Work required
Read through the data and report every line in which the word "набивки" occurs.
Start Material
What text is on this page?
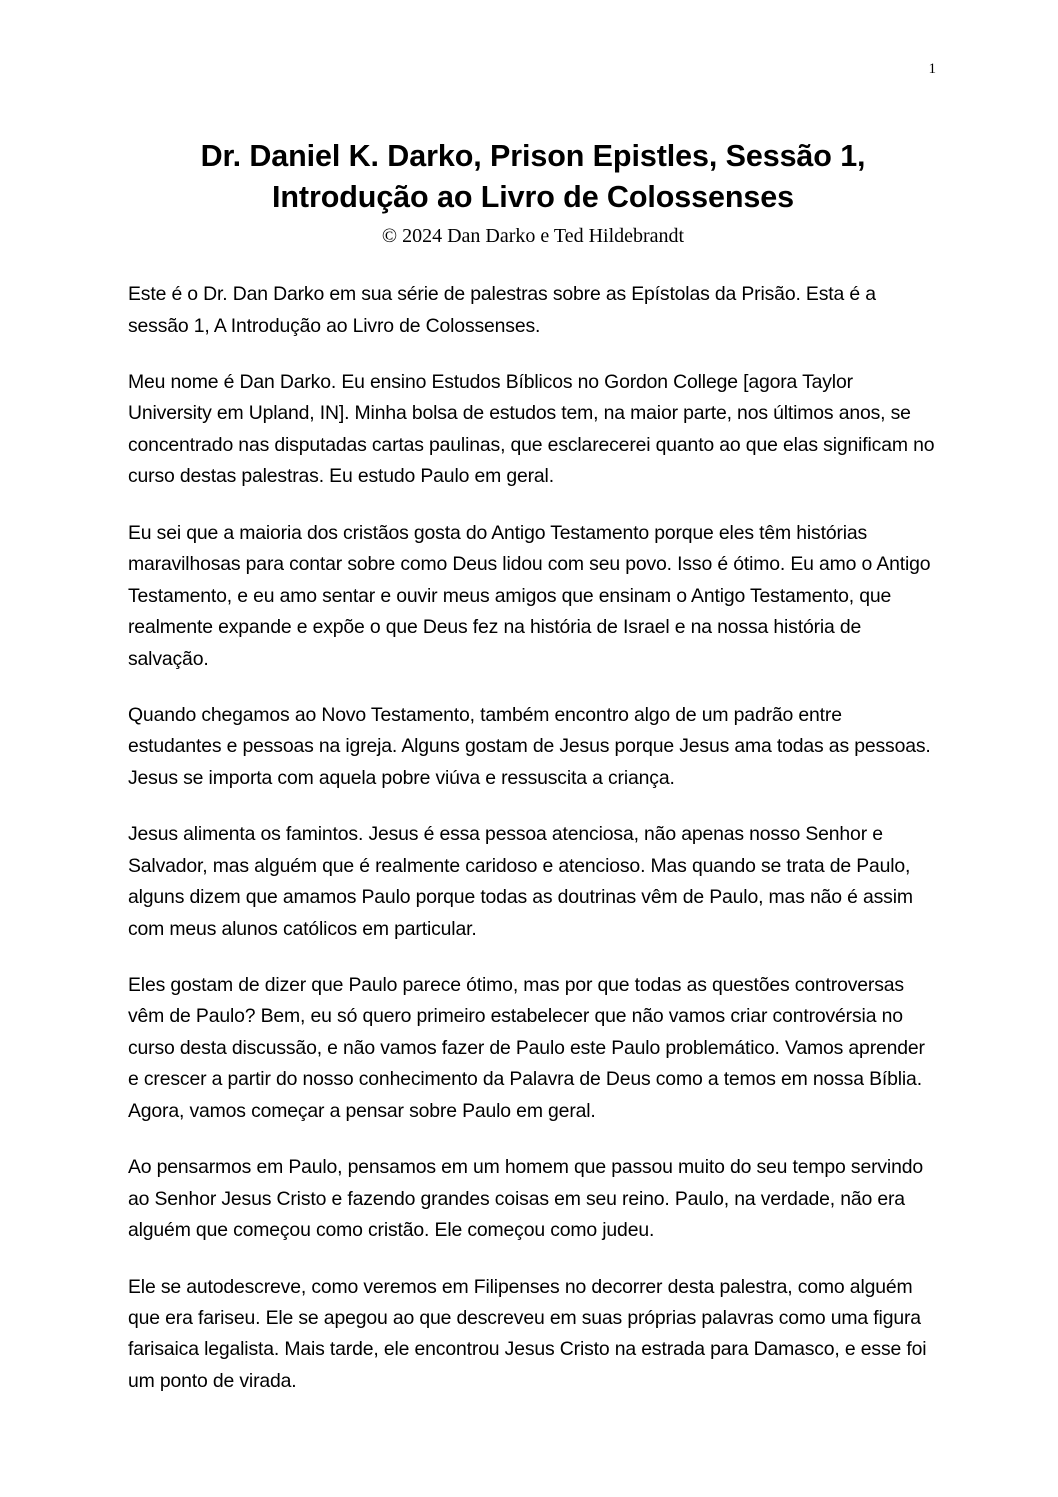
1
Dr. Daniel K. Darko, Prison Epistles, Sessão 1,
Introdução ao Livro de Colossenses
© 2024 Dan Darko e Ted Hildebrandt

Este é o Dr. Dan Darko em sua série de palestras sobre as Epístolas da Prisão. Esta é a sessão 1, A Introdução ao Livro de Colossenses.

Meu nome é Dan Darko. Eu ensino Estudos Bíblicos no Gordon College [agora Taylor University em Upland, IN]. Minha bolsa de estudos tem, na maior parte, nos últimos anos, se concentrado nas disputadas cartas paulinas, que esclarecerei quanto ao que elas significam no curso destas palestras. Eu estudo Paulo em geral.

Eu sei que a maioria dos cristãos gosta do Antigo Testamento porque eles têm histórias maravilhosas para contar sobre como Deus lidou com seu povo. Isso é ótimo. Eu amo o Antigo Testamento, e eu amo sentar e ouvir meus amigos que ensinam o Antigo Testamento, que realmente expande e expõe o que Deus fez na história de Israel e na nossa história de salvação.

Quando chegamos ao Novo Testamento, também encontro algo de um padrão entre estudantes e pessoas na igreja. Alguns gostam de Jesus porque Jesus ama todas as pessoas. Jesus se importa com aquela pobre viúva e ressuscita a criança.

Jesus alimenta os famintos. Jesus é essa pessoa atenciosa, não apenas nosso Senhor e Salvador, mas alguém que é realmente caridoso e atencioso. Mas quando se trata de Paulo, alguns dizem que amamos Paulo porque todas as doutrinas vêm de Paulo, mas não é assim com meus alunos católicos em particular.

Eles gostam de dizer que Paulo parece ótimo, mas por que todas as questões controversas vêm de Paulo? Bem, eu só quero primeiro estabelecer que não vamos criar controvérsia no curso desta discussão, e não vamos fazer de Paulo este Paulo problemático. Vamos aprender e crescer a partir do nosso conhecimento da Palavra de Deus como a temos em nossa Bíblia. Agora, vamos começar a pensar sobre Paulo em geral.

Ao pensarmos em Paulo, pensamos em um homem que passou muito do seu tempo servindo ao Senhor Jesus Cristo e fazendo grandes coisas em seu reino. Paulo, na verdade, não era alguém que começou como cristão. Ele começou como judeu.

Ele se autodescreve, como veremos em Filipenses no decorrer desta palestra, como alguém que era fariseu. Ele se apegou ao que descreveu em suas próprias palavras como uma figura farisaica legalista. Mais tarde, ele encontrou Jesus Cristo na estrada para Damasco, e esse foi um ponto de virada.
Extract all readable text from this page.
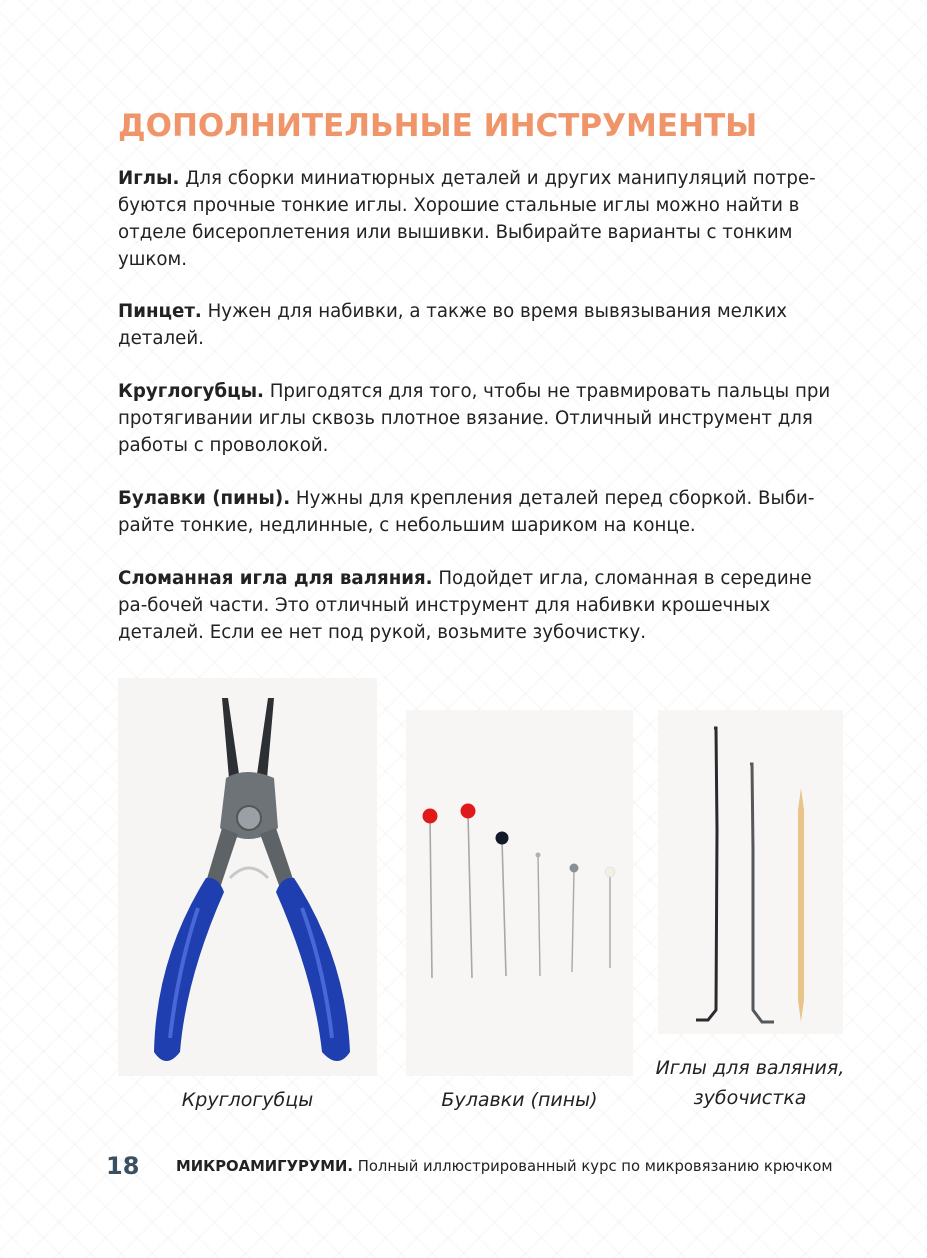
ДОПОЛНИТЕЛЬНЫЕ ИНСТРУМЕНТЫ
Иглы. Для сборки миниатюрных деталей и других манипуляций потре-буются прочные тонкие иглы. Хорошие стальные иглы можно найти в отделе бисероплетения или вышивки. Выбирайте варианты с тонким ушком.
Пинцет. Нужен для набивки, а также во время вывязывания мелких деталей.
Круглогубцы. Пригодятся для того, чтобы не травмировать пальцы при протягивании иглы сквозь плотное вязание. Отличный инструмент для работы с проволокой.
Булавки (пины). Нужны для крепления деталей перед сборкой. Выби-райте тонкие, недлинные, с небольшим шариком на конце.
Сломанная игла для валяния. Подойдет игла, сломанная в середине ра-бочей части. Это отличный инструмент для набивки крошечных деталей. Если ее нет под рукой, возьмите зубочистку.
Круглогубцы	Булавки (пины)
Иглы для валяния,
зубочистка
18 МИКРОАМИГУРУМИ. Полный иллюстрированный курс по микровязанию крючком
End Material
Solved problem
Пинцет. Нужен для набивки, а также во время вывязывания мелких деталей.
Сломанная игла для валяния. Подойдет игла, сломанная в середине ра-бочей части. Это отличный инструмент для набивки крошечных деталей. Если ее нет под рукой, возьмите зубочистку.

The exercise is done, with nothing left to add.